> _Exercise_:
Every line that contains the word "JSON" should be copied.

> _Input data_:
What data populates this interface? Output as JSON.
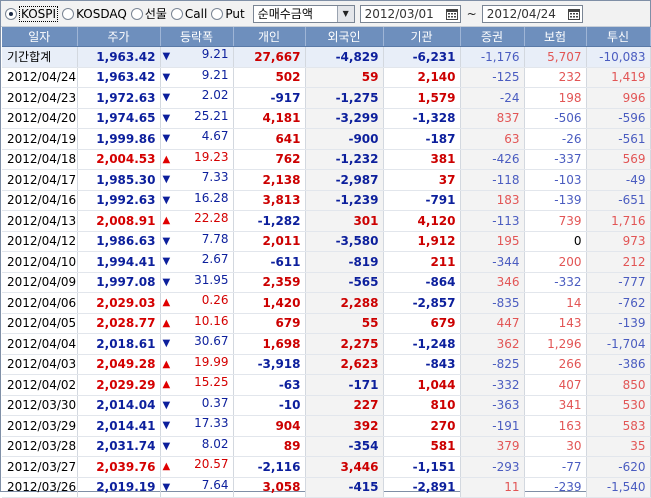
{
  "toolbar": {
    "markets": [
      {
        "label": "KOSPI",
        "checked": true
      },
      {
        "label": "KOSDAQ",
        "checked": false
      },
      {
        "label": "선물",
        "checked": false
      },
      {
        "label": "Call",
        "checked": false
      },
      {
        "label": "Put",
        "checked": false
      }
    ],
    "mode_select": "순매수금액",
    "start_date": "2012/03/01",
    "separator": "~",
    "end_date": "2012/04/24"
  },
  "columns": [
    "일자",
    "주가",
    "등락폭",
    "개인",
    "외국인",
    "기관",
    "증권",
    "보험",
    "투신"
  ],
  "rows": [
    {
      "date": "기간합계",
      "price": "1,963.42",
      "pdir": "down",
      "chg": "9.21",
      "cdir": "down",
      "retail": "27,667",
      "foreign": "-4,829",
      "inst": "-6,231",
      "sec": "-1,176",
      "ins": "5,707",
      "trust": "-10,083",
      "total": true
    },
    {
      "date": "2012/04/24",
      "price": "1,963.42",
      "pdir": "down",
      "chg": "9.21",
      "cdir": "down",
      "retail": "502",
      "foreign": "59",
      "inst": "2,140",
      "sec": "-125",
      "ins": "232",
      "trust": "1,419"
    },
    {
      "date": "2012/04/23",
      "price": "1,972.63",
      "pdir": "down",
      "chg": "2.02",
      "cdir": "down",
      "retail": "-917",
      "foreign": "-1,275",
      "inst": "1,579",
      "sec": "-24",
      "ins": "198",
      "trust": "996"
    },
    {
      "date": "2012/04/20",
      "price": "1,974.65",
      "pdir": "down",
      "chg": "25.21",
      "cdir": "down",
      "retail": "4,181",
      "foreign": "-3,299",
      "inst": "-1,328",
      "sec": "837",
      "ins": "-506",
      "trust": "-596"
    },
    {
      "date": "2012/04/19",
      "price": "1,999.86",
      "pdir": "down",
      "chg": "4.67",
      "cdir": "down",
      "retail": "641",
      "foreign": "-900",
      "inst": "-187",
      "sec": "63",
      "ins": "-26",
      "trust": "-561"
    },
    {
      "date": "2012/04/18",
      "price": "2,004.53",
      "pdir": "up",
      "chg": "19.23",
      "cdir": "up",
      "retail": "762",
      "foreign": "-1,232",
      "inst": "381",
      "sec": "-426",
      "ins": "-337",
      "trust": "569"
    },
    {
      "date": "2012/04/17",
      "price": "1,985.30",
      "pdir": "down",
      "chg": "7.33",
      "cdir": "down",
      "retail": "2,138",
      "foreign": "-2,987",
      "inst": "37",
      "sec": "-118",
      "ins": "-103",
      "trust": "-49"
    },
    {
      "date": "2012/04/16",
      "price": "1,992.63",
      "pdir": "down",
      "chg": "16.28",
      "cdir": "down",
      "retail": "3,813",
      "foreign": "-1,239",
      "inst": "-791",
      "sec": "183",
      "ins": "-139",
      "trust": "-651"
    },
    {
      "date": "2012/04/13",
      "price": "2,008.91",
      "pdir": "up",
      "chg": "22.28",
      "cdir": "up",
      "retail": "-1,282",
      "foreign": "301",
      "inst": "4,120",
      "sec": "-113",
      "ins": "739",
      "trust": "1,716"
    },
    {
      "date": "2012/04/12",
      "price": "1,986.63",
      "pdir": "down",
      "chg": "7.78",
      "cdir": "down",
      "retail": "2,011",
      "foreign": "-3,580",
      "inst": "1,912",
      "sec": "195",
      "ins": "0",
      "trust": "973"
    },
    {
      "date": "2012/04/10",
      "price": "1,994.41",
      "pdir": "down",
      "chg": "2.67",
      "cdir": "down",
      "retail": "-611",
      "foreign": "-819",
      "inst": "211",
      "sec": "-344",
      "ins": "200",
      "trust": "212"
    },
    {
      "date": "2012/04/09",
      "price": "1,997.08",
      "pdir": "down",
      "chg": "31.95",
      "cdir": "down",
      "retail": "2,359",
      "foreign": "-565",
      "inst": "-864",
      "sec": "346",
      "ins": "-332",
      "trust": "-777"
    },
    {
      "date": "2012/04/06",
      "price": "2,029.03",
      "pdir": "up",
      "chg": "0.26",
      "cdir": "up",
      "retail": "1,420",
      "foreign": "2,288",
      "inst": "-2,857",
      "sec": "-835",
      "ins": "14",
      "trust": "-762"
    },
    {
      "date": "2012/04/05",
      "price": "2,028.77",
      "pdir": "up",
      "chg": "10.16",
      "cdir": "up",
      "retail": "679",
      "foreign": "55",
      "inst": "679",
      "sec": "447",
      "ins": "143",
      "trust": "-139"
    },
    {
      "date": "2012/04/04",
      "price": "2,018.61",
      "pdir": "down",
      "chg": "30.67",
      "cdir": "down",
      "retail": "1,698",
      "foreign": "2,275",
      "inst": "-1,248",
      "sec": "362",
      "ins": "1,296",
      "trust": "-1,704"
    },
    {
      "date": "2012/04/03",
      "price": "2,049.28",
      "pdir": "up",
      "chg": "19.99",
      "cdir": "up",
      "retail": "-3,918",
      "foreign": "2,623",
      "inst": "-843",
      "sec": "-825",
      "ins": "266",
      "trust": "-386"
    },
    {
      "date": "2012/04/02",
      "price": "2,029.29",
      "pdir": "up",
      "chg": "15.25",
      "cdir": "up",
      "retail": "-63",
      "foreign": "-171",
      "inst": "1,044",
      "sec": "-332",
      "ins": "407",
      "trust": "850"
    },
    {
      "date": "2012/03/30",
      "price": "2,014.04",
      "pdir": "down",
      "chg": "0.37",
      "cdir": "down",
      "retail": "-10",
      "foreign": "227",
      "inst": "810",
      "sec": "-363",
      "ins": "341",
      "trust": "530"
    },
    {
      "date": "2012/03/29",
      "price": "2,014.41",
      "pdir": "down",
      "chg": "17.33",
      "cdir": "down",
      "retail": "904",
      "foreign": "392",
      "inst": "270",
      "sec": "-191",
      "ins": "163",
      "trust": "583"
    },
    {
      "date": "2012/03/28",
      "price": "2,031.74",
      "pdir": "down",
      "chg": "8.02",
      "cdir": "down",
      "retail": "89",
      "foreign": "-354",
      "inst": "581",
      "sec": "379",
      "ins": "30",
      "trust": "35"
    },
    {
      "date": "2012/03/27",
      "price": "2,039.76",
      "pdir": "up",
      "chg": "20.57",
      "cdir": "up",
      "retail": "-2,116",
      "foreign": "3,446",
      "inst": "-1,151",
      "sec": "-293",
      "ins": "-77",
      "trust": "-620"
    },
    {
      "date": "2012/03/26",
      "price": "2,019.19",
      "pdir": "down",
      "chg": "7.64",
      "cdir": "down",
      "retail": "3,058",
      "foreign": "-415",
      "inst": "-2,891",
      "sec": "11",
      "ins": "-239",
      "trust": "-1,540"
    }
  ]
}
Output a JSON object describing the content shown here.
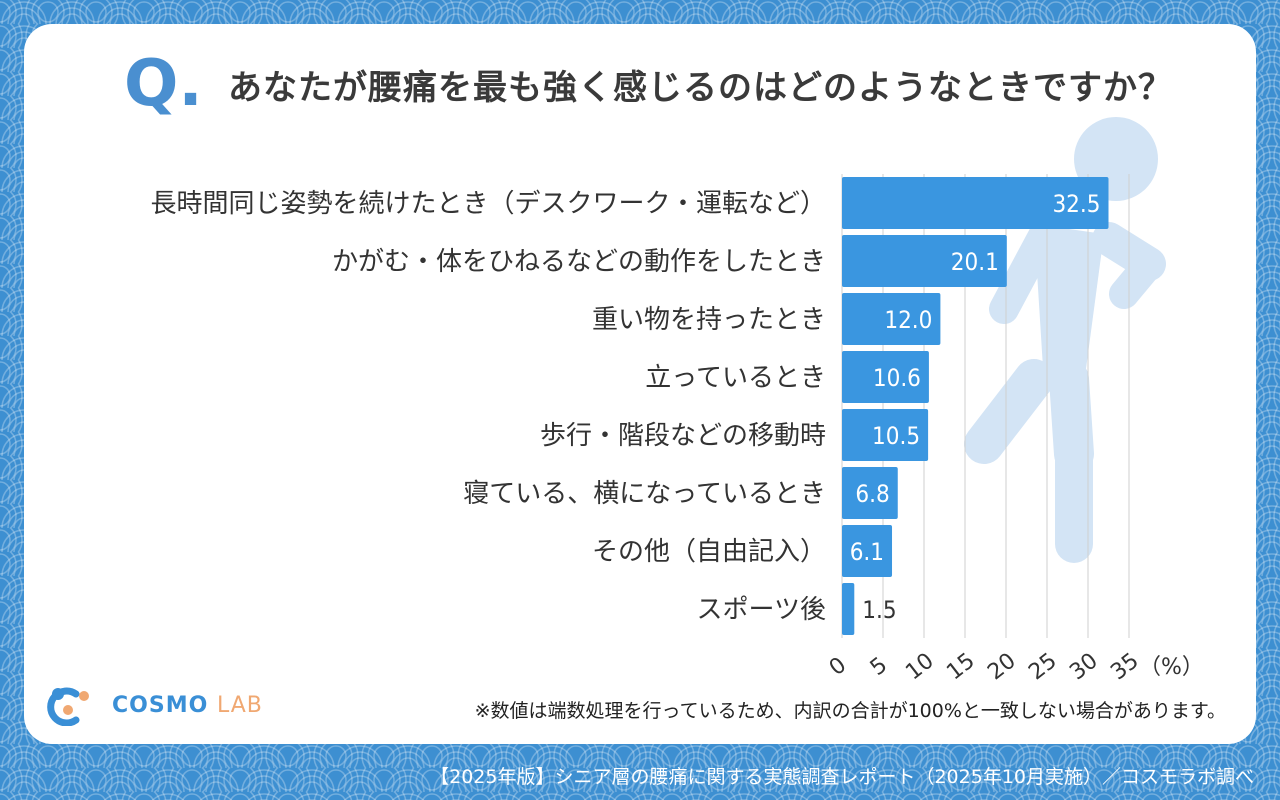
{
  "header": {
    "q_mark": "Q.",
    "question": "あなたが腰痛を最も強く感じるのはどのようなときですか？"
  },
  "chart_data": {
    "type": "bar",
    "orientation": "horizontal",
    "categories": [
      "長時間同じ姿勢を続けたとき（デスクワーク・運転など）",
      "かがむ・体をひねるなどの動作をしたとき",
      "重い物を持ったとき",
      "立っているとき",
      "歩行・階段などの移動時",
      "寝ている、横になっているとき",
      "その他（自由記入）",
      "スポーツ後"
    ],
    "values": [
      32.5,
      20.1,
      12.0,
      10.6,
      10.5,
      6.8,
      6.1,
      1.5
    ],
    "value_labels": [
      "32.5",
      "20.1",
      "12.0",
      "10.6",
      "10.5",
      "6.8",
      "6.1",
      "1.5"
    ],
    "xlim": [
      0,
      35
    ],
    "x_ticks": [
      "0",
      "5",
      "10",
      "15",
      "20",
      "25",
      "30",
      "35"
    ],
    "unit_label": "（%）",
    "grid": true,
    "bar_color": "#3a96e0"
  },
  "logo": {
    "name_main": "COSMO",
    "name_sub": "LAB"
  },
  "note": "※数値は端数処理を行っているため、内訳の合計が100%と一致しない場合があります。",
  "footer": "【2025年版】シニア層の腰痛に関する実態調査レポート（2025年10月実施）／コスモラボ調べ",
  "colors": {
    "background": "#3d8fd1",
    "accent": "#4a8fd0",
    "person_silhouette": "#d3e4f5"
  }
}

> _Solution to this problem_:
What data populates this interface? Output as JSON.
Output a JSON object describing the content shown here.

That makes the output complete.